Repeat the records verbatim and leave the pictures out of your copy.

== Material provided ==
———
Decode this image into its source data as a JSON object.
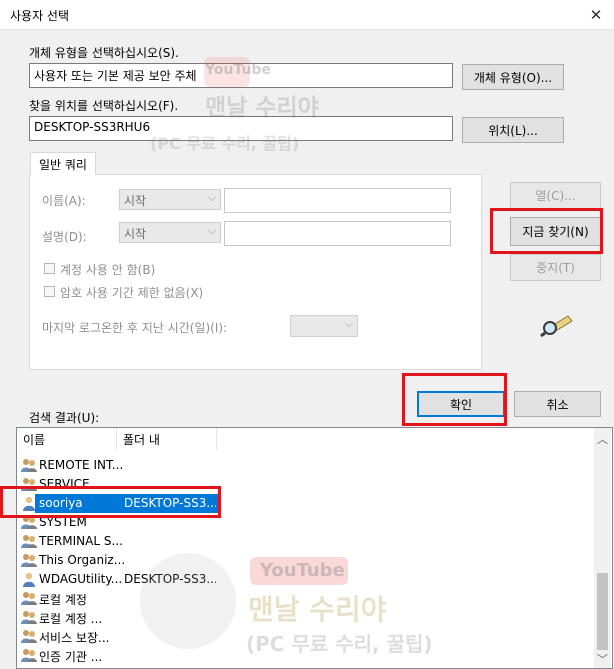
{
  "window": {
    "title": "사용자 선택",
    "close_glyph": "✕"
  },
  "object_type": {
    "label": "개체 유형을 선택하십시오(S).",
    "value": "사용자 또는 기본 제공 보안 주체",
    "button": "개체 유형(O)..."
  },
  "location": {
    "label": "찾을 위치를 선택하십시오(F).",
    "value": "DESKTOP-SS3RHU6",
    "button": "위치(L)..."
  },
  "query": {
    "tab": "일반 쿼리",
    "name_label": "이름(A):",
    "name_mode": "시작",
    "desc_label": "설명(D):",
    "desc_mode": "시작",
    "disabled_accounts": "계정 사용 안 함(B)",
    "no_expire": "암호 사용 기간 제한 없음(X)",
    "days_since_logon": "마지막 로그온한 후 지난 시간(일)(I):"
  },
  "side_buttons": {
    "columns": "열(C)...",
    "find_now": "지금 찾기(N)",
    "stop": "중지(T)"
  },
  "ok": "확인",
  "cancel": "취소",
  "results": {
    "label": "검색 결과(U):",
    "col_name": "이름",
    "col_folder": "폴더 내",
    "rows": [
      {
        "name": "REMOTE INT...",
        "folder": "",
        "icon": "group-icon"
      },
      {
        "name": "SERVICE",
        "folder": "",
        "icon": "group-icon"
      },
      {
        "name": "sooriya",
        "folder": "DESKTOP-SS3...",
        "icon": "user-icon",
        "selected": true
      },
      {
        "name": "SYSTEM",
        "folder": "",
        "icon": "group-icon"
      },
      {
        "name": "TERMINAL S...",
        "folder": "",
        "icon": "group-icon"
      },
      {
        "name": "This Organiz...",
        "folder": "",
        "icon": "group-icon"
      },
      {
        "name": "WDAGUtility...",
        "folder": "DESKTOP-SS3...",
        "icon": "user-icon"
      },
      {
        "name": "로컬 계정",
        "folder": "",
        "icon": "group-icon"
      },
      {
        "name": "로컬 계정 ...",
        "folder": "",
        "icon": "group-icon"
      },
      {
        "name": "서비스 보장...",
        "folder": "",
        "icon": "group-icon"
      },
      {
        "name": "인증 기관 ...",
        "folder": "",
        "icon": "group-icon"
      }
    ]
  },
  "colors": {
    "highlight": "#0078d7",
    "annotation_red": "#e3131b"
  },
  "overlays": {
    "watermark_brand": "YouTube",
    "watermark_channel": "맨날 수리야",
    "watermark_sub": "(PC 무료 수리, 꿀팁)"
  }
}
———
== Expected answer ==
Decode this image into its source data as a JSON object.
{
  "window": {
    "title": "사용자 선택",
    "close_glyph": "✕"
  },
  "object_type": {
    "label": "개체 유형을 선택하십시오(S).",
    "value": "사용자 또는 기본 제공 보안 주체",
    "button": "개체 유형(O)..."
  },
  "location": {
    "label": "찾을 위치를 선택하십시오(F).",
    "value": "DESKTOP-SS3RHU6",
    "button": "위치(L)..."
  },
  "query": {
    "tab": "일반 쿼리",
    "name_label": "이름(A):",
    "name_mode": "시작",
    "desc_label": "설명(D):",
    "desc_mode": "시작",
    "disabled_accounts": "계정 사용 안 함(B)",
    "no_expire": "암호 사용 기간 제한 없음(X)",
    "days_since_logon": "마지막 로그온한 후 지난 시간(일)(I):"
  },
  "side_buttons": {
    "columns": "열(C)...",
    "find_now": "지금 찾기(N)",
    "stop": "중지(T)"
  },
  "ok": "확인",
  "cancel": "취소",
  "results": {
    "label": "검색 결과(U):",
    "col_name": "이름",
    "col_folder": "폴더 내",
    "rows": [
      {
        "name": "REMOTE INT...",
        "folder": "",
        "icon": "group-icon"
      },
      {
        "name": "SERVICE",
        "folder": "",
        "icon": "group-icon"
      },
      {
        "name": "sooriya",
        "folder": "DESKTOP-SS3...",
        "icon": "user-icon",
        "selected": true
      },
      {
        "name": "SYSTEM",
        "folder": "",
        "icon": "group-icon"
      },
      {
        "name": "TERMINAL S...",
        "folder": "",
        "icon": "group-icon"
      },
      {
        "name": "This Organiz...",
        "folder": "",
        "icon": "group-icon"
      },
      {
        "name": "WDAGUtility...",
        "folder": "DESKTOP-SS3...",
        "icon": "user-icon"
      },
      {
        "name": "로컬 계정",
        "folder": "",
        "icon": "group-icon"
      },
      {
        "name": "로컬 계정 ...",
        "folder": "",
        "icon": "group-icon"
      },
      {
        "name": "서비스 보장...",
        "folder": "",
        "icon": "group-icon"
      },
      {
        "name": "인증 기관 ...",
        "folder": "",
        "icon": "group-icon"
      }
    ]
  },
  "colors": {
    "highlight": "#0078d7",
    "annotation_red": "#e3131b"
  },
  "overlays": {
    "watermark_brand": "YouTube",
    "watermark_channel": "맨날 수리야",
    "watermark_sub": "(PC 무료 수리, 꿀팁)"
  }
}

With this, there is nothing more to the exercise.